*What you need to do*. Reproduce each of the entries below verbatim, line by line.

*Data for processing*.
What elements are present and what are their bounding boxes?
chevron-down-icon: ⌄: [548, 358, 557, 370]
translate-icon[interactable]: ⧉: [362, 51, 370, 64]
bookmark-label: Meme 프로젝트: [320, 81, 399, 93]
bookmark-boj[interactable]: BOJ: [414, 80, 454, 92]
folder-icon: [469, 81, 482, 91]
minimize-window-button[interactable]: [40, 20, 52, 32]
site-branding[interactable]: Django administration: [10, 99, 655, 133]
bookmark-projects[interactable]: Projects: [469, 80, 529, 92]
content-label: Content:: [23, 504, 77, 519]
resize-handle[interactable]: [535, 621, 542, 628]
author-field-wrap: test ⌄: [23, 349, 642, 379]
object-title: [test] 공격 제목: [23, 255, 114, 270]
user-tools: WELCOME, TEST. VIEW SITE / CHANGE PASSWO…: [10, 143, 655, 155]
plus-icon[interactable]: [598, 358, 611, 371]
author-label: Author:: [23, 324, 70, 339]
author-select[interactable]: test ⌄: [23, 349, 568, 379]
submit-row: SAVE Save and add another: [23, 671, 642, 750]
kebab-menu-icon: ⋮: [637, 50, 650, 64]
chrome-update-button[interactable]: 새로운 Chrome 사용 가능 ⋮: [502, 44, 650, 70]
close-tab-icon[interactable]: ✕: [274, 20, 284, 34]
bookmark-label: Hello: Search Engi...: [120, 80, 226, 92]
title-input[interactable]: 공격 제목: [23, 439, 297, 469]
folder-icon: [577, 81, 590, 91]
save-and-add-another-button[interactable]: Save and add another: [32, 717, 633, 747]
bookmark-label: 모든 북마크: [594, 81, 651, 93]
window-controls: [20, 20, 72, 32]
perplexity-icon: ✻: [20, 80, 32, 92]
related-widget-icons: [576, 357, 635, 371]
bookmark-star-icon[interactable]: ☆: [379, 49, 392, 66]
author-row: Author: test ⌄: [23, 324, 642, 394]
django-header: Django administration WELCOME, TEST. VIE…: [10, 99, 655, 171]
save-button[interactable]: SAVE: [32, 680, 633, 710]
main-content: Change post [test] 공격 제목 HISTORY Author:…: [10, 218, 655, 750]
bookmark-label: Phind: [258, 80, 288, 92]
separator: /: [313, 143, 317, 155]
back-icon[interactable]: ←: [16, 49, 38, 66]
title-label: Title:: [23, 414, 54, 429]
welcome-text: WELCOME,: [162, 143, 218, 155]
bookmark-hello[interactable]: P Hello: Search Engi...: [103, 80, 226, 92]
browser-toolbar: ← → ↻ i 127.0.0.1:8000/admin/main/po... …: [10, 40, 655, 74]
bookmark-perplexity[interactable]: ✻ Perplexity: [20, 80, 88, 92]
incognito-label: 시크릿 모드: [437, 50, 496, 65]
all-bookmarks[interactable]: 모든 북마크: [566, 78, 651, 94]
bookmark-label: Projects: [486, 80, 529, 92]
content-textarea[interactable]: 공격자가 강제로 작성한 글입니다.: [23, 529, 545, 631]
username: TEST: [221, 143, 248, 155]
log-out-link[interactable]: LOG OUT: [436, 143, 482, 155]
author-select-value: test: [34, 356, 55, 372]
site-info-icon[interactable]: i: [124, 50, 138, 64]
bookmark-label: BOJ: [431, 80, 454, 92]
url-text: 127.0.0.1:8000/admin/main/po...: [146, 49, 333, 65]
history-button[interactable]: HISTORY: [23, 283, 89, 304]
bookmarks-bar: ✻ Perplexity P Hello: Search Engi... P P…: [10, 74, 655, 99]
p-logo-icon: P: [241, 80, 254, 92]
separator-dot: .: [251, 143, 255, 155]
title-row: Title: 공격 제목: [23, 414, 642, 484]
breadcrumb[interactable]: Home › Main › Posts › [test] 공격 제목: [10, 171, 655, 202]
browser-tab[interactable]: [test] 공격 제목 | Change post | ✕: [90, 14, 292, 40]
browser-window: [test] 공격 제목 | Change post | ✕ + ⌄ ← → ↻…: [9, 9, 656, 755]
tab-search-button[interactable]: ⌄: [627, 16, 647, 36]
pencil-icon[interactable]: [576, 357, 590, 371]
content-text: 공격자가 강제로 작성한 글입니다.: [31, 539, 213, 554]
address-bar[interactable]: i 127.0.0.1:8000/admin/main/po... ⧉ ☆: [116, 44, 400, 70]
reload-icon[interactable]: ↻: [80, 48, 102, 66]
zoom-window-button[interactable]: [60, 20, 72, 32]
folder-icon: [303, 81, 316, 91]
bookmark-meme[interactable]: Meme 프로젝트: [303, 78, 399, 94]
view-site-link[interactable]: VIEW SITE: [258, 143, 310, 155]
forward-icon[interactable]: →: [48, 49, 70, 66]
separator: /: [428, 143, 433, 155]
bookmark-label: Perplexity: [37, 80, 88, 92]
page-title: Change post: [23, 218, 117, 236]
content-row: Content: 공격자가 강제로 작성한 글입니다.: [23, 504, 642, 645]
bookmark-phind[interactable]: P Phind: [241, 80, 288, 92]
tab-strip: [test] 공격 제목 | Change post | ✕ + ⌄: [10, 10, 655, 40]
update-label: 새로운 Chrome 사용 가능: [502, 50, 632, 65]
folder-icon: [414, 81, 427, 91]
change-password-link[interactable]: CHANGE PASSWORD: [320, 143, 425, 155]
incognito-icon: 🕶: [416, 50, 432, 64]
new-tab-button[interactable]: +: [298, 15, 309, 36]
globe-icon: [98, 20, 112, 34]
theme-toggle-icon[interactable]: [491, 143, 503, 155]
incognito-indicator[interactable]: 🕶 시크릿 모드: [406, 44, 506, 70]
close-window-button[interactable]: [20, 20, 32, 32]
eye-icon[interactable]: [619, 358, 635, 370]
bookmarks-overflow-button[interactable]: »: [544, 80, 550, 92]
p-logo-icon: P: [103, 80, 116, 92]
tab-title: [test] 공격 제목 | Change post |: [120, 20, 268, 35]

*Solution to the exercise*.
What elements are present and what are their bounding boxes?
chevron-down-icon: ⌄: [548, 358, 557, 370]
translate-icon[interactable]: ⧉: [362, 51, 370, 64]
bookmark-label: Meme 프로젝트: [320, 81, 399, 93]
bookmark-boj[interactable]: BOJ: [414, 80, 454, 92]
folder-icon: [469, 81, 482, 91]
minimize-window-button[interactable]: [40, 20, 52, 32]
site-branding[interactable]: Django administration: [10, 99, 655, 133]
bookmark-projects[interactable]: Projects: [469, 80, 529, 92]
content-label: Content:: [23, 504, 77, 519]
resize-handle[interactable]: [535, 621, 542, 628]
author-field-wrap: test ⌄: [23, 349, 642, 379]
object-title: [test] 공격 제목: [23, 255, 114, 270]
user-tools: WELCOME, TEST. VIEW SITE / CHANGE PASSWO…: [10, 143, 655, 155]
plus-icon[interactable]: [598, 358, 611, 371]
author-label: Author:: [23, 324, 70, 339]
author-select[interactable]: test ⌄: [23, 349, 568, 379]
submit-row: SAVE Save and add another: [23, 671, 642, 750]
kebab-menu-icon: ⋮: [637, 50, 650, 64]
chrome-update-button[interactable]: 새로운 Chrome 사용 가능 ⋮: [502, 44, 650, 70]
close-tab-icon[interactable]: ✕: [274, 20, 284, 34]
bookmark-label: Hello: Search Engi...: [120, 80, 226, 92]
title-input[interactable]: 공격 제목: [23, 439, 297, 469]
folder-icon: [577, 81, 590, 91]
save-and-add-another-button[interactable]: Save and add another: [32, 717, 633, 747]
bookmark-label: 모든 북마크: [594, 81, 651, 93]
window-controls: [20, 20, 72, 32]
perplexity-icon: ✻: [20, 80, 32, 92]
related-widget-icons: [576, 357, 635, 371]
bookmark-star-icon[interactable]: ☆: [379, 49, 392, 66]
author-row: Author: test ⌄: [23, 324, 642, 394]
django-header: Django administration WELCOME, TEST. VIE…: [10, 99, 655, 171]
save-button[interactable]: SAVE: [32, 680, 633, 710]
main-content: Change post [test] 공격 제목 HISTORY Author:…: [10, 218, 655, 750]
bookmark-label: Phind: [258, 80, 288, 92]
separator: /: [313, 143, 317, 155]
back-icon[interactable]: ←: [16, 49, 38, 66]
title-label: Title:: [23, 414, 54, 429]
welcome-text: WELCOME,: [162, 143, 218, 155]
bookmark-hello[interactable]: P Hello: Search Engi...: [103, 80, 226, 92]
browser-toolbar: ← → ↻ i 127.0.0.1:8000/admin/main/po... …: [10, 40, 655, 74]
bookmark-perplexity[interactable]: ✻ Perplexity: [20, 80, 88, 92]
incognito-label: 시크릿 모드: [437, 50, 496, 65]
all-bookmarks[interactable]: 모든 북마크: [566, 78, 651, 94]
bookmark-label: Projects: [486, 80, 529, 92]
content-textarea[interactable]: 공격자가 강제로 작성한 글입니다.: [23, 529, 545, 631]
username: TEST: [221, 143, 248, 155]
log-out-link[interactable]: LOG OUT: [436, 143, 482, 155]
author-select-value: test: [34, 356, 55, 372]
site-info-icon[interactable]: i: [124, 50, 138, 64]
bookmark-label: BOJ: [431, 80, 454, 92]
url-text: 127.0.0.1:8000/admin/main/po...: [146, 49, 333, 65]
history-button[interactable]: HISTORY: [23, 283, 89, 304]
bookmarks-bar: ✻ Perplexity P Hello: Search Engi... P P…: [10, 74, 655, 99]
p-logo-icon: P: [241, 80, 254, 92]
separator-dot: .: [251, 143, 255, 155]
title-row: Title: 공격 제목: [23, 414, 642, 484]
breadcrumb[interactable]: Home › Main › Posts › [test] 공격 제목: [10, 171, 655, 202]
browser-tab[interactable]: [test] 공격 제목 | Change post | ✕: [90, 14, 292, 40]
browser-window: [test] 공격 제목 | Change post | ✕ + ⌄ ← → ↻…: [9, 9, 656, 755]
tab-search-button[interactable]: ⌄: [627, 16, 647, 36]
pencil-icon[interactable]: [576, 357, 590, 371]
content-text: 공격자가 강제로 작성한 글입니다.: [31, 539, 213, 554]
address-bar[interactable]: i 127.0.0.1:8000/admin/main/po... ⧉ ☆: [116, 44, 400, 70]
reload-icon[interactable]: ↻: [80, 48, 102, 66]
zoom-window-button[interactable]: [60, 20, 72, 32]
folder-icon: [303, 81, 316, 91]
bookmark-meme[interactable]: Meme 프로젝트: [303, 78, 399, 94]
view-site-link[interactable]: VIEW SITE: [258, 143, 310, 155]
forward-icon[interactable]: →: [48, 49, 70, 66]
separator: /: [428, 143, 433, 155]
bookmark-label: Perplexity: [37, 80, 88, 92]
page-title: Change post: [23, 218, 117, 236]
content-row: Content: 공격자가 강제로 작성한 글입니다.: [23, 504, 642, 645]
bookmark-phind[interactable]: P Phind: [241, 80, 288, 92]
tab-strip: [test] 공격 제목 | Change post | ✕ + ⌄: [10, 10, 655, 40]
update-label: 새로운 Chrome 사용 가능: [502, 50, 632, 65]
folder-icon: [414, 81, 427, 91]
change-password-link[interactable]: CHANGE PASSWORD: [320, 143, 425, 155]
incognito-icon: 🕶: [416, 50, 432, 64]
new-tab-button[interactable]: +: [298, 15, 309, 36]
globe-icon: [98, 20, 112, 34]
theme-toggle-icon[interactable]: [491, 143, 503, 155]
incognito-indicator[interactable]: 🕶 시크릿 모드: [406, 44, 506, 70]
close-window-button[interactable]: [20, 20, 32, 32]
eye-icon[interactable]: [619, 358, 635, 370]
bookmarks-overflow-button[interactable]: »: [544, 80, 550, 92]
p-logo-icon: P: [103, 80, 116, 92]
tab-title: [test] 공격 제목 | Change post |: [120, 20, 268, 35]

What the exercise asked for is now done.